_EXERCISE DIRECTIONS:_ Provide the data again in its entirety, exactly as given.

-- begin DATA PROVIDED --

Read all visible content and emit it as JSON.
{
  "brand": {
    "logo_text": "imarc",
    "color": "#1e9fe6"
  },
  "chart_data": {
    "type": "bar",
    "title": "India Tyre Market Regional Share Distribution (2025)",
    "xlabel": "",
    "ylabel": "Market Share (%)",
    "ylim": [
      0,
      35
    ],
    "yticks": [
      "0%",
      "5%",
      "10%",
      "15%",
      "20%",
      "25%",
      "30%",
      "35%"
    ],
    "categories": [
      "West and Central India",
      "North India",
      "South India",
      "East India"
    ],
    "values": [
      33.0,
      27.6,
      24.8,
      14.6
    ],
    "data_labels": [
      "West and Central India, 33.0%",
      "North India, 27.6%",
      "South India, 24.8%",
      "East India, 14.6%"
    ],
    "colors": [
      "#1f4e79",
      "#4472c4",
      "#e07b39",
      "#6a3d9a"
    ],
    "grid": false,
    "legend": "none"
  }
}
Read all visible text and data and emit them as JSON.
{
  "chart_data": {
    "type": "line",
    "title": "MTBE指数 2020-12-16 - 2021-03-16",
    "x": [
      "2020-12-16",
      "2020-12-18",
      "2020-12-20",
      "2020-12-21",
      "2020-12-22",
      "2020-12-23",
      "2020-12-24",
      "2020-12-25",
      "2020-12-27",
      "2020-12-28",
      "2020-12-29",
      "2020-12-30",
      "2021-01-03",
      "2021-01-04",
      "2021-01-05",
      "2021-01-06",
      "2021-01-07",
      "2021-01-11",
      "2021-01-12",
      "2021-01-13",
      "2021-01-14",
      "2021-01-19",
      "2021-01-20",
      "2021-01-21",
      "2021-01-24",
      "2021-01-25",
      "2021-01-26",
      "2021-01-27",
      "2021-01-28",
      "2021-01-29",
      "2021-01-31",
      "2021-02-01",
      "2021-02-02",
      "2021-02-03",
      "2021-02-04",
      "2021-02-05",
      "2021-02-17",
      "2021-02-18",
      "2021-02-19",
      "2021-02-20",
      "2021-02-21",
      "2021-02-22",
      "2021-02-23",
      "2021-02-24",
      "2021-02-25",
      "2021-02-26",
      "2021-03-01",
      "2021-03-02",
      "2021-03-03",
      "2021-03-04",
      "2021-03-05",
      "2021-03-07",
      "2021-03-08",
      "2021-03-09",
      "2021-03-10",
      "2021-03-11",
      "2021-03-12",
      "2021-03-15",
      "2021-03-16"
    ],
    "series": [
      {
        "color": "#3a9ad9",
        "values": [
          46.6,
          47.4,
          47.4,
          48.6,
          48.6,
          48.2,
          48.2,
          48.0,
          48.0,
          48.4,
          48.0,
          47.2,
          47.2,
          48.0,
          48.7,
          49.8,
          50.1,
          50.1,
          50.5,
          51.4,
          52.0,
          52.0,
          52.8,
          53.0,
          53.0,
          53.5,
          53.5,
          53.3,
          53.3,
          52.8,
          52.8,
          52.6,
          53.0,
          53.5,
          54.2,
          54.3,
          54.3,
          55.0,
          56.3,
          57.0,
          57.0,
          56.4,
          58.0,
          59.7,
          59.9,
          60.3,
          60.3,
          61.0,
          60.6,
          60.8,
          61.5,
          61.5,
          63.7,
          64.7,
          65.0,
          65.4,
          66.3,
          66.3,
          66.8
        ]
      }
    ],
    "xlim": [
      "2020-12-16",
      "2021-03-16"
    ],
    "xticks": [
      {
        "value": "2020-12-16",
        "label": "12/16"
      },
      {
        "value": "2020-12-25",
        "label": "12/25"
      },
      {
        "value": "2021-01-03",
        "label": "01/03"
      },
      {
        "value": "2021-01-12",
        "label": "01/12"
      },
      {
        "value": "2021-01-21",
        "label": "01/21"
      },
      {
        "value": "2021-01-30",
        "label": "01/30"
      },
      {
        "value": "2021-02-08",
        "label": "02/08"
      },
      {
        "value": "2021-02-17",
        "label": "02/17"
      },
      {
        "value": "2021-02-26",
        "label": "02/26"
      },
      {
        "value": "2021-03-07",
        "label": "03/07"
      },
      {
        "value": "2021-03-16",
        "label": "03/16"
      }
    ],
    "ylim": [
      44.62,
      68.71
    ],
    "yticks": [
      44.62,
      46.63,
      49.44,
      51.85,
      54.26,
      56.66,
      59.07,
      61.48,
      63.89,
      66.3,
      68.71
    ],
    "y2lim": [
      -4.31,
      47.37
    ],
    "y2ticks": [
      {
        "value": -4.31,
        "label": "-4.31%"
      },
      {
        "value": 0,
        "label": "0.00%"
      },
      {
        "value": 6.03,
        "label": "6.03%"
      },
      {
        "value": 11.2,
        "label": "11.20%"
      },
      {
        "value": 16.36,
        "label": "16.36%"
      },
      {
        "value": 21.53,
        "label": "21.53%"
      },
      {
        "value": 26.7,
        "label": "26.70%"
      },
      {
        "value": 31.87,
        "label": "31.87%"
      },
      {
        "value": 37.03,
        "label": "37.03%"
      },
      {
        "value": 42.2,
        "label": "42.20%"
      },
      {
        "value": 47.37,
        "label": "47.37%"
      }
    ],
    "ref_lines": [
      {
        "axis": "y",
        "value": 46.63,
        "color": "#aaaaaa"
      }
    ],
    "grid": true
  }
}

-- end DATA PROVIDED --

_RESULT:_
Read all visible content and emit it as JSON.
{
  "brand": {
    "logo_text": "imarc",
    "color": "#1e9fe6"
  },
  "chart_data": {
    "type": "bar",
    "title": "India Tyre Market Regional Share Distribution (2025)",
    "xlabel": "",
    "ylabel": "Market Share (%)",
    "ylim": [
      0,
      35
    ],
    "yticks": [
      "0%",
      "5%",
      "10%",
      "15%",
      "20%",
      "25%",
      "30%",
      "35%"
    ],
    "categories": [
      "West and Central India",
      "North India",
      "South India",
      "East India"
    ],
    "values": [
      33.0,
      27.6,
      24.8,
      14.6
    ],
    "data_labels": [
      "West and Central India, 33.0%",
      "North India, 27.6%",
      "South India, 24.8%",
      "East India, 14.6%"
    ],
    "colors": [
      "#1f4e79",
      "#4472c4",
      "#e07b39",
      "#6a3d9a"
    ],
    "grid": false,
    "legend": "none"
  }
}
Read all visible text and data and emit them as JSON.
{
  "chart_data": {
    "type": "line",
    "title": "MTBE指数 2020-12-16 - 2021-03-16",
    "x": [
      "2020-12-16",
      "2020-12-18",
      "2020-12-20",
      "2020-12-21",
      "2020-12-22",
      "2020-12-23",
      "2020-12-24",
      "2020-12-25",
      "2020-12-27",
      "2020-12-28",
      "2020-12-29",
      "2020-12-30",
      "2021-01-03",
      "2021-01-04",
      "2021-01-05",
      "2021-01-06",
      "2021-01-07",
      "2021-01-11",
      "2021-01-12",
      "2021-01-13",
      "2021-01-14",
      "2021-01-19",
      "2021-01-20",
      "2021-01-21",
      "2021-01-24",
      "2021-01-25",
      "2021-01-26",
      "2021-01-27",
      "2021-01-28",
      "2021-01-29",
      "2021-01-31",
      "2021-02-01",
      "2021-02-02",
      "2021-02-03",
      "2021-02-04",
      "2021-02-05",
      "2021-02-17",
      "2021-02-18",
      "2021-02-19",
      "2021-02-20",
      "2021-02-21",
      "2021-02-22",
      "2021-02-23",
      "2021-02-24",
      "2021-02-25",
      "2021-02-26",
      "2021-03-01",
      "2021-03-02",
      "2021-03-03",
      "2021-03-04",
      "2021-03-05",
      "2021-03-07",
      "2021-03-08",
      "2021-03-09",
      "2021-03-10",
      "2021-03-11",
      "2021-03-12",
      "2021-03-15",
      "2021-03-16"
    ],
    "series": [
      {
        "color": "#3a9ad9",
        "values": [
          46.6,
          47.4,
          47.4,
          48.6,
          48.6,
          48.2,
          48.2,
          48.0,
          48.0,
          48.4,
          48.0,
          47.2,
          47.2,
          48.0,
          48.7,
          49.8,
          50.1,
          50.1,
          50.5,
          51.4,
          52.0,
          52.0,
          52.8,
          53.0,
          53.0,
          53.5,
          53.5,
          53.3,
          53.3,
          52.8,
          52.8,
          52.6,
          53.0,
          53.5,
          54.2,
          54.3,
          54.3,
          55.0,
          56.3,
          57.0,
          57.0,
          56.4,
          58.0,
          59.7,
          59.9,
          60.3,
          60.3,
          61.0,
          60.6,
          60.8,
          61.5,
          61.5,
          63.7,
          64.7,
          65.0,
          65.4,
          66.3,
          66.3,
          66.8
        ]
      }
    ],
    "xlim": [
      "2020-12-16",
      "2021-03-16"
    ],
    "xticks": [
      {
        "value": "2020-12-16",
        "label": "12/16"
      },
      {
        "value": "2020-12-25",
        "label": "12/25"
      },
      {
        "value": "2021-01-03",
        "label": "01/03"
      },
      {
        "value": "2021-01-12",
        "label": "01/12"
      },
      {
        "value": "2021-01-21",
        "label": "01/21"
      },
      {
        "value": "2021-01-30",
        "label": "01/30"
      },
      {
        "value": "2021-02-08",
        "label": "02/08"
      },
      {
        "value": "2021-02-17",
        "label": "02/17"
      },
      {
        "value": "2021-02-26",
        "label": "02/26"
      },
      {
        "value": "2021-03-07",
        "label": "03/07"
      },
      {
        "value": "2021-03-16",
        "label": "03/16"
      }
    ],
    "ylim": [
      44.62,
      68.71
    ],
    "yticks": [
      44.62,
      46.63,
      49.44,
      51.85,
      54.26,
      56.66,
      59.07,
      61.48,
      63.89,
      66.3,
      68.71
    ],
    "y2lim": [
      -4.31,
      47.37
    ],
    "y2ticks": [
      {
        "value": -4.31,
        "label": "-4.31%"
      },
      {
        "value": 0,
        "label": "0.00%"
      },
      {
        "value": 6.03,
        "label": "6.03%"
      },
      {
        "value": 11.2,
        "label": "11.20%"
      },
      {
        "value": 16.36,
        "label": "16.36%"
      },
      {
        "value": 21.53,
        "label": "21.53%"
      },
      {
        "value": 26.7,
        "label": "26.70%"
      },
      {
        "value": 31.87,
        "label": "31.87%"
      },
      {
        "value": 37.03,
        "label": "37.03%"
      },
      {
        "value": 42.2,
        "label": "42.20%"
      },
      {
        "value": 47.37,
        "label": "47.37%"
      }
    ],
    "ref_lines": [
      {
        "axis": "y",
        "value": 46.63,
        "color": "#aaaaaa"
      }
    ],
    "grid": true
  }
}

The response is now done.